Your goal: Transcribe the data that follows precisely, omitting nothing.

·····

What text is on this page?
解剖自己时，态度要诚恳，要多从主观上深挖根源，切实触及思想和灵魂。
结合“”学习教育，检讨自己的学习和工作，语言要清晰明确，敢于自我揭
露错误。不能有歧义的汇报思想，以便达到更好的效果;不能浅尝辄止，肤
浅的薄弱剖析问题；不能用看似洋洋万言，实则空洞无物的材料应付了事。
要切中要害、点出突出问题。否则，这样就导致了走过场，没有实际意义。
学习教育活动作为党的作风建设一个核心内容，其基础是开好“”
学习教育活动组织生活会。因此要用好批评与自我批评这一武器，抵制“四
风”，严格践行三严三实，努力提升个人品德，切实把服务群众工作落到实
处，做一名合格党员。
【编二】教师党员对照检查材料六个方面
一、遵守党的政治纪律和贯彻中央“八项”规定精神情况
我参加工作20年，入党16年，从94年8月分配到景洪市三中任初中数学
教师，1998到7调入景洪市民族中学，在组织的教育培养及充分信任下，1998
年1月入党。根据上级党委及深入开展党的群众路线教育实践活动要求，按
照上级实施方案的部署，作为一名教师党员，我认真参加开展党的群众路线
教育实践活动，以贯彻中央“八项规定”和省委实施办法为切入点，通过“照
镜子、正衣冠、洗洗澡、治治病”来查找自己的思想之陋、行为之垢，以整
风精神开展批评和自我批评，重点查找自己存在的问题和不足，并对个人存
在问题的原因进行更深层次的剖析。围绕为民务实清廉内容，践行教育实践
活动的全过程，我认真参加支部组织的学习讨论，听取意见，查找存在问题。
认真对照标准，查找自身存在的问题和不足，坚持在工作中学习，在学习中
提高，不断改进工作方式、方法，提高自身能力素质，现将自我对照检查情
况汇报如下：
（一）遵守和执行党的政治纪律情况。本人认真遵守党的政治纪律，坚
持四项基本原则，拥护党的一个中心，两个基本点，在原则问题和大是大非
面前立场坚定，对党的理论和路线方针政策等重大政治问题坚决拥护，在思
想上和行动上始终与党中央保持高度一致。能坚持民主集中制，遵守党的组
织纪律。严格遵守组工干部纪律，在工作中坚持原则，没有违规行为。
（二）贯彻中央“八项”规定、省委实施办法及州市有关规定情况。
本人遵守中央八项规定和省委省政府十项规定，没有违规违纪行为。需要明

·····

Result of this task:
What text is on this page?
解剖自己时，态度要诚恳，要多从主观上深挖根源，切实触及思想和灵魂。
结合“”学习教育，检讨自己的学习和工作，语言要清晰明确，敢于自我揭
露错误。不能有歧义的汇报思想，以便达到更好的效果;不能浅尝辄止，肤
浅的薄弱剖析问题；不能用看似洋洋万言，实则空洞无物的材料应付了事。
要切中要害、点出突出问题。否则，这样就导致了走过场，没有实际意义。
学习教育活动作为党的作风建设一个核心内容，其基础是开好“”
学习教育活动组织生活会。因此要用好批评与自我批评这一武器，抵制“四
风”，严格践行三严三实，努力提升个人品德，切实把服务群众工作落到实
处，做一名合格党员。
【编二】教师党员对照检查材料六个方面
一、遵守党的政治纪律和贯彻中央“八项”规定精神情况
我参加工作20年，入党16年，从94年8月分配到景洪市三中任初中数学
教师，1998到7调入景洪市民族中学，在组织的教育培养及充分信任下，1998
年1月入党。根据上级党委及深入开展党的群众路线教育实践活动要求，按
照上级实施方案的部署，作为一名教师党员，我认真参加开展党的群众路线
教育实践活动，以贯彻中央“八项规定”和省委实施办法为切入点，通过“照
镜子、正衣冠、洗洗澡、治治病”来查找自己的思想之陋、行为之垢，以整
风精神开展批评和自我批评，重点查找自己存在的问题和不足，并对个人存
在问题的原因进行更深层次的剖析。围绕为民务实清廉内容，践行教育实践
活动的全过程，我认真参加支部组织的学习讨论，听取意见，查找存在问题。
认真对照标准，查找自身存在的问题和不足，坚持在工作中学习，在学习中
提高，不断改进工作方式、方法，提高自身能力素质，现将自我对照检查情
况汇报如下：
（一）遵守和执行党的政治纪律情况。本人认真遵守党的政治纪律，坚
持四项基本原则，拥护党的一个中心，两个基本点，在原则问题和大是大非
面前立场坚定，对党的理论和路线方针政策等重大政治问题坚决拥护，在思
想上和行动上始终与党中央保持高度一致。能坚持民主集中制，遵守党的组
织纪律。严格遵守组工干部纪律，在工作中坚持原则，没有违规行为。
（二）贯彻中央“八项”规定、省委实施办法及州市有关规定情况。
本人遵守中央八项规定和省委省政府十项规定，没有违规违纪行为。需要明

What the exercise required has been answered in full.